• _GIVEN REQUEST_:
In the entries, find all lines that hold the word "lead" and copy them.

[Dataset items]
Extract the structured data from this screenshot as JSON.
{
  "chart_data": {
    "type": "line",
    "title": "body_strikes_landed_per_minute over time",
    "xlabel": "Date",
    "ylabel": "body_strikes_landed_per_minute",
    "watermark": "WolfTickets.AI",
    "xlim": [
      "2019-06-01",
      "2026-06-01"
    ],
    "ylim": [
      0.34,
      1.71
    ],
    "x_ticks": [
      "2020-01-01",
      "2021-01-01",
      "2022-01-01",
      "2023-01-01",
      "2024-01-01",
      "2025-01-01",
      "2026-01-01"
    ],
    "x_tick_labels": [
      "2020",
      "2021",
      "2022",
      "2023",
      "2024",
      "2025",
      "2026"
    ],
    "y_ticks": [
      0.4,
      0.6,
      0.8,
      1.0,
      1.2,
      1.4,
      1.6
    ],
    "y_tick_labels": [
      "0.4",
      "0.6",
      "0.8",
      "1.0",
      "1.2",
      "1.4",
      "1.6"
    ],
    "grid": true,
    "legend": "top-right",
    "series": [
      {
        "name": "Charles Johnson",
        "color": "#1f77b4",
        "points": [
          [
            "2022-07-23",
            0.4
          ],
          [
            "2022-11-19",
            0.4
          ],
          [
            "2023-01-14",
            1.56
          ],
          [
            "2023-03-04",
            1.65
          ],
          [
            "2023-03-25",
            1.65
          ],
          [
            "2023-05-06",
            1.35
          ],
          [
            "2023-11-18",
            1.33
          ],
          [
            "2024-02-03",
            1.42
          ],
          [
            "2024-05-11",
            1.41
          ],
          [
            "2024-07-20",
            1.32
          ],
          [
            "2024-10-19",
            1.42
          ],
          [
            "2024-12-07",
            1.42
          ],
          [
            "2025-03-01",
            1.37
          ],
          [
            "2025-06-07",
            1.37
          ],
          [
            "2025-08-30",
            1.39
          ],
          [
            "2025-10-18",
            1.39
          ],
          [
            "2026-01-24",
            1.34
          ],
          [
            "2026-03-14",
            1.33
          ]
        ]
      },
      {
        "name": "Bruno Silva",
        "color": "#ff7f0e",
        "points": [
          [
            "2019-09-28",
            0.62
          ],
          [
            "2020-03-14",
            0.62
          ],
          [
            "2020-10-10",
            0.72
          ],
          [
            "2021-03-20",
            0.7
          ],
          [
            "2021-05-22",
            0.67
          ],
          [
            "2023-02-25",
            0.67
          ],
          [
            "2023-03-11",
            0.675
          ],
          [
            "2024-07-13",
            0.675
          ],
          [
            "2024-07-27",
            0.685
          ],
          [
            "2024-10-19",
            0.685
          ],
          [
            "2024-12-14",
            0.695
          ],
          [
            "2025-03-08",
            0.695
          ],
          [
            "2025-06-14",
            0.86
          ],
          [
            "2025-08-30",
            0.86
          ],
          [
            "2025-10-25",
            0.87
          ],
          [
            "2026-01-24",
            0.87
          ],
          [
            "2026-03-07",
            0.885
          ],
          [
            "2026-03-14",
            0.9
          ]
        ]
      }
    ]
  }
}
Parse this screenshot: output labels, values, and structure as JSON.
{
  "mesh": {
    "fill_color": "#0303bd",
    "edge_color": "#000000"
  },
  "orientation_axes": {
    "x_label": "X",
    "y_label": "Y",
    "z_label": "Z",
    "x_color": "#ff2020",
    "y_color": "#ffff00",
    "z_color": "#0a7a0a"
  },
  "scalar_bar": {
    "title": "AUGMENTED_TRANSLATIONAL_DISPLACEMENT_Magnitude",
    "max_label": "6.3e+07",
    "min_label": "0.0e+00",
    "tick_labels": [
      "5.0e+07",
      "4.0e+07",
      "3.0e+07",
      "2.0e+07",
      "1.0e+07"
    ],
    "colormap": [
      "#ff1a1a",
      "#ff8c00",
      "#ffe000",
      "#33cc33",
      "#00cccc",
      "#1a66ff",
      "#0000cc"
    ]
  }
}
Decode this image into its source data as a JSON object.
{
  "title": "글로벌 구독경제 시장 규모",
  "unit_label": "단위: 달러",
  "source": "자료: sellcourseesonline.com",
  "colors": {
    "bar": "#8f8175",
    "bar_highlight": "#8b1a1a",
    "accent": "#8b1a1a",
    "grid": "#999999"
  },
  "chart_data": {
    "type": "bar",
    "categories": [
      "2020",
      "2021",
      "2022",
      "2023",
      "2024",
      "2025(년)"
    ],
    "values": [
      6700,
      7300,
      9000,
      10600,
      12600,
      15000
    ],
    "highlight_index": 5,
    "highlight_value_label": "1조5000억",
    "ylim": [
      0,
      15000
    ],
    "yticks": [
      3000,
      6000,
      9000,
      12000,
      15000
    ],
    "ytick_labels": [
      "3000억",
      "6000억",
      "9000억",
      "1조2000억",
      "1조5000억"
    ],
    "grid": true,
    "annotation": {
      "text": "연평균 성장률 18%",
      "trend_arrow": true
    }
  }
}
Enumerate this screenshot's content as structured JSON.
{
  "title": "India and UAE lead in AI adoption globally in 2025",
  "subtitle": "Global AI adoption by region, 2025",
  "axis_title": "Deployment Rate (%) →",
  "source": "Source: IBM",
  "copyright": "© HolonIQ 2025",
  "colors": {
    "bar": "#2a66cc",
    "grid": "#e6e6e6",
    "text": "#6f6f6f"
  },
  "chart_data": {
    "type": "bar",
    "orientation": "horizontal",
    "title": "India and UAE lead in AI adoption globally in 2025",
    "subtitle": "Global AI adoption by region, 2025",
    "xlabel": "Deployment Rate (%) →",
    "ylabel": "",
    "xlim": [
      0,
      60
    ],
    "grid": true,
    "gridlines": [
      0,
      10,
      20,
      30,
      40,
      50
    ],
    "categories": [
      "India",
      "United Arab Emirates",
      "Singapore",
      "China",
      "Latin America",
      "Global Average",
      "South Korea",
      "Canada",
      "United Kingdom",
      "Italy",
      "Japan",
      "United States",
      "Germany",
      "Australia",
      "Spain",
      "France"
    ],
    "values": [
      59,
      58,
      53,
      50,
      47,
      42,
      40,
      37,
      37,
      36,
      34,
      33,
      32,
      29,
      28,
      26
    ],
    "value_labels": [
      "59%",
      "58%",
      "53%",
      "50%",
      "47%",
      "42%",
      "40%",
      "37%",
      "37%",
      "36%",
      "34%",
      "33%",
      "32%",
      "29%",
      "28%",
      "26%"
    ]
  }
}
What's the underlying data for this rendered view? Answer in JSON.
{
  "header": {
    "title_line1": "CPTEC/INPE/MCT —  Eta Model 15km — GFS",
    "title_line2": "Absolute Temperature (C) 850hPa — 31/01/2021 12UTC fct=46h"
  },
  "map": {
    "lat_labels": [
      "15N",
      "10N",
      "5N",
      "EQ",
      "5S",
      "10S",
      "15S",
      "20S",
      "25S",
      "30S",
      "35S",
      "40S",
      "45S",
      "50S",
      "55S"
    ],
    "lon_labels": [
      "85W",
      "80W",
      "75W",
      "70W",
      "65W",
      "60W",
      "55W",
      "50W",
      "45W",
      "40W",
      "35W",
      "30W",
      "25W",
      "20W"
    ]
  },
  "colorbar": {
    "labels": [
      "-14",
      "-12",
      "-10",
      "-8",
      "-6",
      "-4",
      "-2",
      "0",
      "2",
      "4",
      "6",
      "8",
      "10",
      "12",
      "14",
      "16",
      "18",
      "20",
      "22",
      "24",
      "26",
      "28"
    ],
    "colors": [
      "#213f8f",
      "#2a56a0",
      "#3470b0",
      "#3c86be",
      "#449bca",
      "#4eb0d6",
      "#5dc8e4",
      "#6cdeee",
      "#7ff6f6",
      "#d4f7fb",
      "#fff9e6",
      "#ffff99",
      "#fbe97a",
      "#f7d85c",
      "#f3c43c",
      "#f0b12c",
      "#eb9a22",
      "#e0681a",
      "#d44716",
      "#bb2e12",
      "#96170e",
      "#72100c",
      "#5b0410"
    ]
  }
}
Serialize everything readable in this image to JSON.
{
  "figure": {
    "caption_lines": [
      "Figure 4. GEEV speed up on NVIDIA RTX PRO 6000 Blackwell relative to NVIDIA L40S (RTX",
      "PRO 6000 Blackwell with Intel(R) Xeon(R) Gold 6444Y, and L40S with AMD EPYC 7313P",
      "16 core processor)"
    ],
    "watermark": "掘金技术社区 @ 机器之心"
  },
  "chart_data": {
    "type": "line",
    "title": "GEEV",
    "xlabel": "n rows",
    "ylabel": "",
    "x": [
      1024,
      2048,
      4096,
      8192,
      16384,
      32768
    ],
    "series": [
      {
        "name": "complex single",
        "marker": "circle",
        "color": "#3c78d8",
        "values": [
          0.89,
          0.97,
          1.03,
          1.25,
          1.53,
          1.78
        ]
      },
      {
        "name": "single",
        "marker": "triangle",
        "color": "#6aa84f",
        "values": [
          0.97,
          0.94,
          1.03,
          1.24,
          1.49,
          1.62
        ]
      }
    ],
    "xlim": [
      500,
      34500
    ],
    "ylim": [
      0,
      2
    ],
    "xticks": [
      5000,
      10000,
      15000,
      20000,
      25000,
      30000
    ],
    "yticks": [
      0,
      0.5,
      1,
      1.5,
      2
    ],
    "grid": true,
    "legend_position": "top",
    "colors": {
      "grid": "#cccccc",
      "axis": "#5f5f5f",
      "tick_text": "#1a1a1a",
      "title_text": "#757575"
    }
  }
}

• _TASK OUTPUT_:
  "title": "India and UAE lead in AI adoption globally in 2025",
    "title": "India and UAE lead in AI adoption globally in 2025",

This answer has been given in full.